═══ Supplied records ═══

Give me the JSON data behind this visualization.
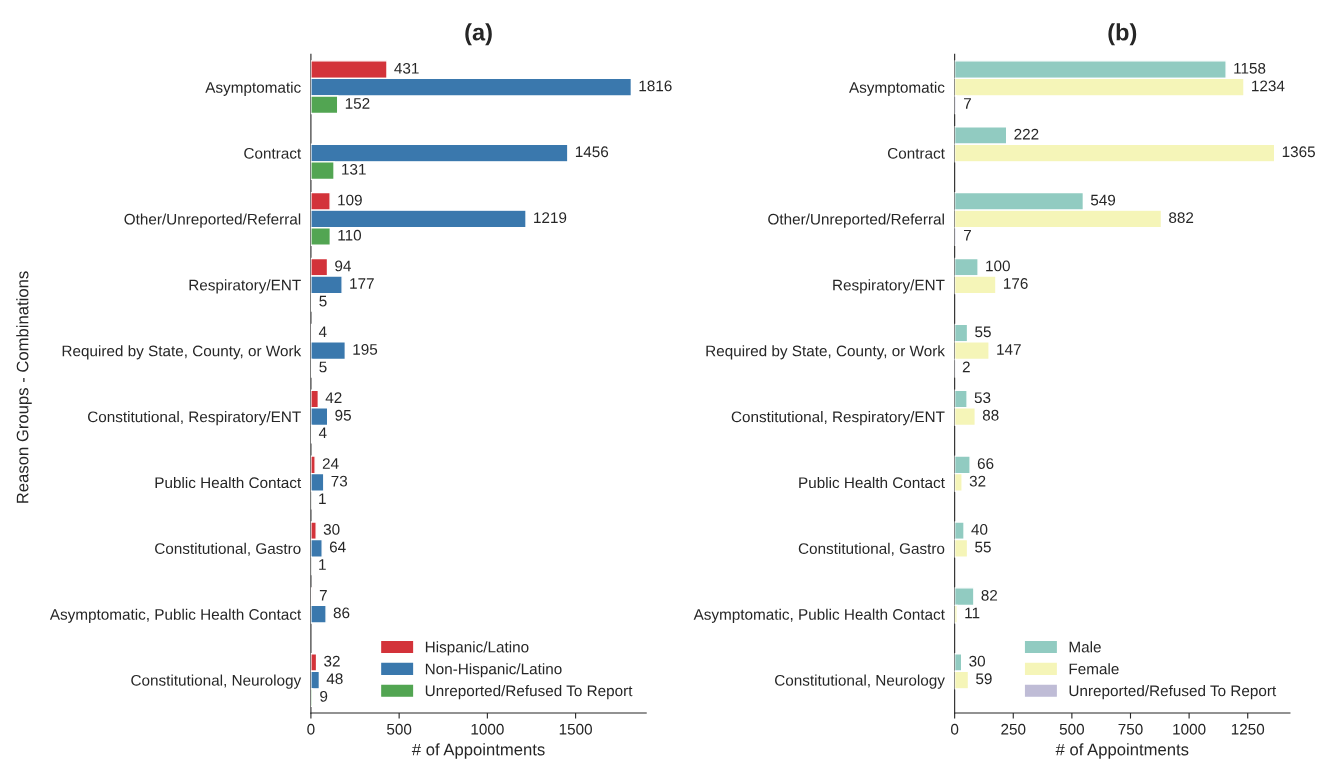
{
  "chart_data": [
    {
      "type": "bar",
      "orientation": "horizontal",
      "title": "(a)",
      "xlabel": "# of Appointments",
      "ylabel": "Reason Groups - Combinations",
      "categories": [
        "Asymptomatic",
        "Contract",
        "Other/Unreported/Referral",
        "Respiratory/ENT",
        "Required by State, County, or Work",
        "Constitutional, Respiratory/ENT",
        "Public Health Contact",
        "Constitutional, Gastro",
        "Asymptomatic, Public Health Contact",
        "Constitutional, Neurology"
      ],
      "series": [
        {
          "name": "Hispanic/Latino",
          "color": "#d3333a",
          "values": [
            431,
            null,
            109,
            94,
            4,
            42,
            24,
            30,
            7,
            32
          ]
        },
        {
          "name": "Non-Hispanic/Latino",
          "color": "#3a78ad",
          "values": [
            1816,
            1456,
            1219,
            177,
            195,
            95,
            73,
            64,
            86,
            48
          ]
        },
        {
          "name": "Unreported/Refused To Report",
          "color": "#52a552",
          "values": [
            152,
            131,
            110,
            5,
            5,
            4,
            1,
            1,
            null,
            9
          ]
        }
      ],
      "xlim": [
        0,
        1900
      ],
      "xticks": [
        0,
        500,
        1000,
        1500
      ],
      "data_labels": true,
      "grid": false,
      "legend": "bottom right"
    },
    {
      "type": "bar",
      "orientation": "horizontal",
      "title": "(b)",
      "xlabel": "# of Appointments",
      "categories": [
        "Asymptomatic",
        "Contract",
        "Other/Unreported/Referral",
        "Respiratory/ENT",
        "Required by State, County, or Work",
        "Constitutional, Respiratory/ENT",
        "Public Health Contact",
        "Constitutional, Gastro",
        "Asymptomatic, Public Health Contact",
        "Constitutional, Neurology"
      ],
      "series": [
        {
          "name": "Male",
          "color": "#91cbc1",
          "values": [
            1158,
            222,
            549,
            100,
            55,
            53,
            66,
            40,
            82,
            30
          ]
        },
        {
          "name": "Female",
          "color": "#f5f5b8",
          "values": [
            1234,
            1365,
            882,
            176,
            147,
            88,
            32,
            55,
            11,
            59
          ]
        },
        {
          "name": "Unreported/Refused To Report",
          "color": "#bfbcd6",
          "values": [
            7,
            null,
            7,
            null,
            2,
            null,
            null,
            null,
            null,
            null
          ]
        }
      ],
      "xlim": [
        0,
        1430
      ],
      "xticks": [
        0,
        250,
        500,
        750,
        1000,
        1250
      ],
      "data_labels": true,
      "grid": false,
      "legend": "bottom right"
    }
  ]
}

═══

### Task to carry out
Write out all the entries word for word, but skip any images.

### Written solution
Give me the JSON data behind this visualization.
{
  "chart_data": [
    {
      "type": "bar",
      "orientation": "horizontal",
      "title": "(a)",
      "xlabel": "# of Appointments",
      "ylabel": "Reason Groups - Combinations",
      "categories": [
        "Asymptomatic",
        "Contract",
        "Other/Unreported/Referral",
        "Respiratory/ENT",
        "Required by State, County, or Work",
        "Constitutional, Respiratory/ENT",
        "Public Health Contact",
        "Constitutional, Gastro",
        "Asymptomatic, Public Health Contact",
        "Constitutional, Neurology"
      ],
      "series": [
        {
          "name": "Hispanic/Latino",
          "color": "#d3333a",
          "values": [
            431,
            null,
            109,
            94,
            4,
            42,
            24,
            30,
            7,
            32
          ]
        },
        {
          "name": "Non-Hispanic/Latino",
          "color": "#3a78ad",
          "values": [
            1816,
            1456,
            1219,
            177,
            195,
            95,
            73,
            64,
            86,
            48
          ]
        },
        {
          "name": "Unreported/Refused To Report",
          "color": "#52a552",
          "values": [
            152,
            131,
            110,
            5,
            5,
            4,
            1,
            1,
            null,
            9
          ]
        }
      ],
      "xlim": [
        0,
        1900
      ],
      "xticks": [
        0,
        500,
        1000,
        1500
      ],
      "data_labels": true,
      "grid": false,
      "legend": "bottom right"
    },
    {
      "type": "bar",
      "orientation": "horizontal",
      "title": "(b)",
      "xlabel": "# of Appointments",
      "categories": [
        "Asymptomatic",
        "Contract",
        "Other/Unreported/Referral",
        "Respiratory/ENT",
        "Required by State, County, or Work",
        "Constitutional, Respiratory/ENT",
        "Public Health Contact",
        "Constitutional, Gastro",
        "Asymptomatic, Public Health Contact",
        "Constitutional, Neurology"
      ],
      "series": [
        {
          "name": "Male",
          "color": "#91cbc1",
          "values": [
            1158,
            222,
            549,
            100,
            55,
            53,
            66,
            40,
            82,
            30
          ]
        },
        {
          "name": "Female",
          "color": "#f5f5b8",
          "values": [
            1234,
            1365,
            882,
            176,
            147,
            88,
            32,
            55,
            11,
            59
          ]
        },
        {
          "name": "Unreported/Refused To Report",
          "color": "#bfbcd6",
          "values": [
            7,
            null,
            7,
            null,
            2,
            null,
            null,
            null,
            null,
            null
          ]
        }
      ],
      "xlim": [
        0,
        1430
      ],
      "xticks": [
        0,
        250,
        500,
        750,
        1000,
        1250
      ],
      "data_labels": true,
      "grid": false,
      "legend": "bottom right"
    }
  ]
}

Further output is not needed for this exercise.